Directive: Repeat each line exactly as it is written.

Material to process:
________________________

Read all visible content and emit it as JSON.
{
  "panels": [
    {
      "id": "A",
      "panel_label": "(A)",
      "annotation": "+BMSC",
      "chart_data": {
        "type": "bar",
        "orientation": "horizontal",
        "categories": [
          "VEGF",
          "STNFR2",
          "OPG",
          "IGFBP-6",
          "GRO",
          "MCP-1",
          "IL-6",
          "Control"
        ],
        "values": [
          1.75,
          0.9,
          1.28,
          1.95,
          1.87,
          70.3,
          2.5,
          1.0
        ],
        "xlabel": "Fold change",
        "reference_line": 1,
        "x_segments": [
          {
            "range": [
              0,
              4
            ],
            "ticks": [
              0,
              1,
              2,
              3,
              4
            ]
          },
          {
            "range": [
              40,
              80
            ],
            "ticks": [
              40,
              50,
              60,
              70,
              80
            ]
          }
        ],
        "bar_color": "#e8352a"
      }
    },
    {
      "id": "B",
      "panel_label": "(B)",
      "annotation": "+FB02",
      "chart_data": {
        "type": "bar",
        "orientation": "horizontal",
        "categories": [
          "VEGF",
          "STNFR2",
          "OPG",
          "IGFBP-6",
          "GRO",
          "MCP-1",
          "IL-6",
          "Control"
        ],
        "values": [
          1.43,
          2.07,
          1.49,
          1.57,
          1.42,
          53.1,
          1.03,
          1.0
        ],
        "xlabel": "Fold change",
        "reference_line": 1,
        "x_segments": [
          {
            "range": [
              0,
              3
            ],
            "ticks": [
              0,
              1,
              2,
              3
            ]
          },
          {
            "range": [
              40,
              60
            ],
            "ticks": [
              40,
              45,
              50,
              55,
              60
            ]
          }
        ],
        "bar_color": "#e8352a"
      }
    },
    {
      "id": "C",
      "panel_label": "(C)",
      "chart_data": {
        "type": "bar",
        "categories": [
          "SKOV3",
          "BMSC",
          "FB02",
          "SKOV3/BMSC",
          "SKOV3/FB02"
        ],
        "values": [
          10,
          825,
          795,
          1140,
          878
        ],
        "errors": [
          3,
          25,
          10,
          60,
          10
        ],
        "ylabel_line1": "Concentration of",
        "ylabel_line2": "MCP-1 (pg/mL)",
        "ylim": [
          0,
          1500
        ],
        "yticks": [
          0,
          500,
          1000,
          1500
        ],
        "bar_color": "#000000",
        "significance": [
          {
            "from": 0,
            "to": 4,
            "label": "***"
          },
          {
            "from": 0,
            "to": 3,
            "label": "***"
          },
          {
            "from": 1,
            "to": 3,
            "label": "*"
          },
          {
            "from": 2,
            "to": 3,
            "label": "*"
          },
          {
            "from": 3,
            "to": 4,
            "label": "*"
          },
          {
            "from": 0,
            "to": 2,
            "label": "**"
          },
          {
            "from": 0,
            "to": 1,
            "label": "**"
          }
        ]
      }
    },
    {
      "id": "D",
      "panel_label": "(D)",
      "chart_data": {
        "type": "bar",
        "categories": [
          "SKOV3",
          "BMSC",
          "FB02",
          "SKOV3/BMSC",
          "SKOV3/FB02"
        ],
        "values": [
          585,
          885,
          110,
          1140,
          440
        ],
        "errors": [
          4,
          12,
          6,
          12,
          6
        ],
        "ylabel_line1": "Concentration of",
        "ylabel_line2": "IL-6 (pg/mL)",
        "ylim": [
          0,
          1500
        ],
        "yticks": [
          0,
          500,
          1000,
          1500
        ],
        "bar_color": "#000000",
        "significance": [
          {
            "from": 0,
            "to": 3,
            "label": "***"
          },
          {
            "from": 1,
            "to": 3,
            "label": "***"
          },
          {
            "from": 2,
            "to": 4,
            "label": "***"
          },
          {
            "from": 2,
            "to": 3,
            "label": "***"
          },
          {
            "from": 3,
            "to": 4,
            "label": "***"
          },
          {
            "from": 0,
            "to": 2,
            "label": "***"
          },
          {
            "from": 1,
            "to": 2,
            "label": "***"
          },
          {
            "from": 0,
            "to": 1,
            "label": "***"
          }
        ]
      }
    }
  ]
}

________________________

Response:
Read all visible content and emit it as JSON.
{
  "panels": [
    {
      "id": "A",
      "panel_label": "(A)",
      "annotation": "+BMSC",
      "chart_data": {
        "type": "bar",
        "orientation": "horizontal",
        "categories": [
          "VEGF",
          "STNFR2",
          "OPG",
          "IGFBP-6",
          "GRO",
          "MCP-1",
          "IL-6",
          "Control"
        ],
        "values": [
          1.75,
          0.9,
          1.28,
          1.95,
          1.87,
          70.3,
          2.5,
          1.0
        ],
        "xlabel": "Fold change",
        "reference_line": 1,
        "x_segments": [
          {
            "range": [
              0,
              4
            ],
            "ticks": [
              0,
              1,
              2,
              3,
              4
            ]
          },
          {
            "range": [
              40,
              80
            ],
            "ticks": [
              40,
              50,
              60,
              70,
              80
            ]
          }
        ],
        "bar_color": "#e8352a"
      }
    },
    {
      "id": "B",
      "panel_label": "(B)",
      "annotation": "+FB02",
      "chart_data": {
        "type": "bar",
        "orientation": "horizontal",
        "categories": [
          "VEGF",
          "STNFR2",
          "OPG",
          "IGFBP-6",
          "GRO",
          "MCP-1",
          "IL-6",
          "Control"
        ],
        "values": [
          1.43,
          2.07,
          1.49,
          1.57,
          1.42,
          53.1,
          1.03,
          1.0
        ],
        "xlabel": "Fold change",
        "reference_line": 1,
        "x_segments": [
          {
            "range": [
              0,
              3
            ],
            "ticks": [
              0,
              1,
              2,
              3
            ]
          },
          {
            "range": [
              40,
              60
            ],
            "ticks": [
              40,
              45,
              50,
              55,
              60
            ]
          }
        ],
        "bar_color": "#e8352a"
      }
    },
    {
      "id": "C",
      "panel_label": "(C)",
      "chart_data": {
        "type": "bar",
        "categories": [
          "SKOV3",
          "BMSC",
          "FB02",
          "SKOV3/BMSC",
          "SKOV3/FB02"
        ],
        "values": [
          10,
          825,
          795,
          1140,
          878
        ],
        "errors": [
          3,
          25,
          10,
          60,
          10
        ],
        "ylabel_line1": "Concentration of",
        "ylabel_line2": "MCP-1 (pg/mL)",
        "ylim": [
          0,
          1500
        ],
        "yticks": [
          0,
          500,
          1000,
          1500
        ],
        "bar_color": "#000000",
        "significance": [
          {
            "from": 0,
            "to": 4,
            "label": "***"
          },
          {
            "from": 0,
            "to": 3,
            "label": "***"
          },
          {
            "from": 1,
            "to": 3,
            "label": "*"
          },
          {
            "from": 2,
            "to": 3,
            "label": "*"
          },
          {
            "from": 3,
            "to": 4,
            "label": "*"
          },
          {
            "from": 0,
            "to": 2,
            "label": "**"
          },
          {
            "from": 0,
            "to": 1,
            "label": "**"
          }
        ]
      }
    },
    {
      "id": "D",
      "panel_label": "(D)",
      "chart_data": {
        "type": "bar",
        "categories": [
          "SKOV3",
          "BMSC",
          "FB02",
          "SKOV3/BMSC",
          "SKOV3/FB02"
        ],
        "values": [
          585,
          885,
          110,
          1140,
          440
        ],
        "errors": [
          4,
          12,
          6,
          12,
          6
        ],
        "ylabel_line1": "Concentration of",
        "ylabel_line2": "IL-6 (pg/mL)",
        "ylim": [
          0,
          1500
        ],
        "yticks": [
          0,
          500,
          1000,
          1500
        ],
        "bar_color": "#000000",
        "significance": [
          {
            "from": 0,
            "to": 3,
            "label": "***"
          },
          {
            "from": 1,
            "to": 3,
            "label": "***"
          },
          {
            "from": 2,
            "to": 4,
            "label": "***"
          },
          {
            "from": 2,
            "to": 3,
            "label": "***"
          },
          {
            "from": 3,
            "to": 4,
            "label": "***"
          },
          {
            "from": 0,
            "to": 2,
            "label": "***"
          },
          {
            "from": 1,
            "to": 2,
            "label": "***"
          },
          {
            "from": 0,
            "to": 1,
            "label": "***"
          }
        ]
      }
    }
  ]
}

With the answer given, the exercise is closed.